**Aim of the task:** Print the records below word for word, but leave out the pictures.

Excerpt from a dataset
+--

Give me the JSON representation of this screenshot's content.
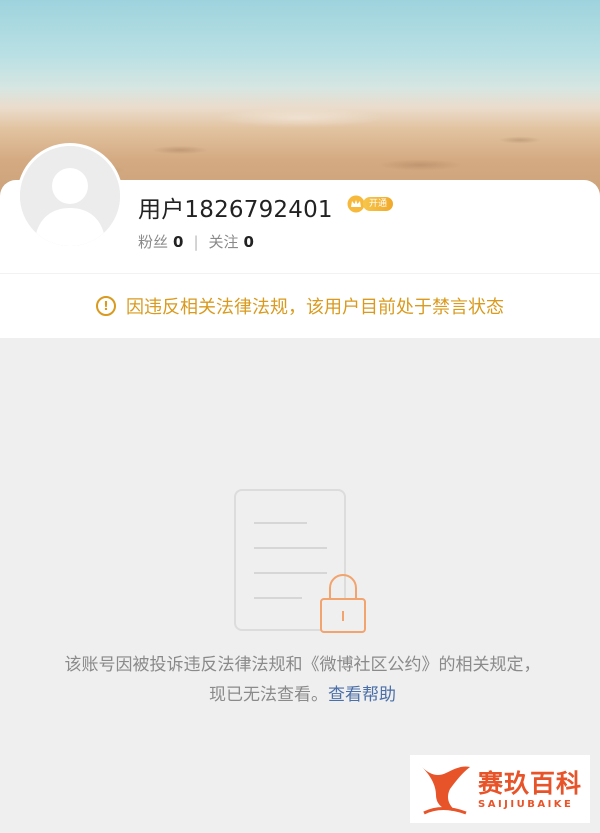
{
  "profile": {
    "username": "用户1826792401",
    "vip_label": "开通",
    "followers_label": "粉丝",
    "followers_count": "0",
    "separator": "|",
    "following_label": "关注",
    "following_count": "0"
  },
  "notice": {
    "icon": "!",
    "text": "因违反相关法律法规，该用户目前处于禁言状态"
  },
  "blocked": {
    "message": "该账号因被投诉违反法律法规和《微博社区公约》的相关规定，现已无法查看。",
    "help_link": "查看帮助"
  },
  "watermark": {
    "cn": "赛玖百科",
    "en": "SAIJIUBAIKE"
  },
  "colors": {
    "accent_orange": "#d99a1e",
    "link_blue": "#4b6fa8",
    "watermark_orange": "#e8542a",
    "lock_orange": "#f2a36e"
  },
  "icons": [
    "default-avatar-icon",
    "vip-crown-icon",
    "warning-circle-icon",
    "document-lock-icon",
    "watermark-logo-icon"
  ]
}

+--

**Correct answer:**
Give me the JSON representation of this screenshot's content.
{
  "profile": {
    "username": "用户1826792401",
    "vip_label": "开通",
    "followers_label": "粉丝",
    "followers_count": "0",
    "separator": "|",
    "following_label": "关注",
    "following_count": "0"
  },
  "notice": {
    "icon": "!",
    "text": "因违反相关法律法规，该用户目前处于禁言状态"
  },
  "blocked": {
    "message": "该账号因被投诉违反法律法规和《微博社区公约》的相关规定，现已无法查看。",
    "help_link": "查看帮助"
  },
  "watermark": {
    "cn": "赛玖百科",
    "en": "SAIJIUBAIKE"
  },
  "colors": {
    "accent_orange": "#d99a1e",
    "link_blue": "#4b6fa8",
    "watermark_orange": "#e8542a",
    "lock_orange": "#f2a36e"
  },
  "icons": [
    "default-avatar-icon",
    "vip-crown-icon",
    "warning-circle-icon",
    "document-lock-icon",
    "watermark-logo-icon"
  ]
}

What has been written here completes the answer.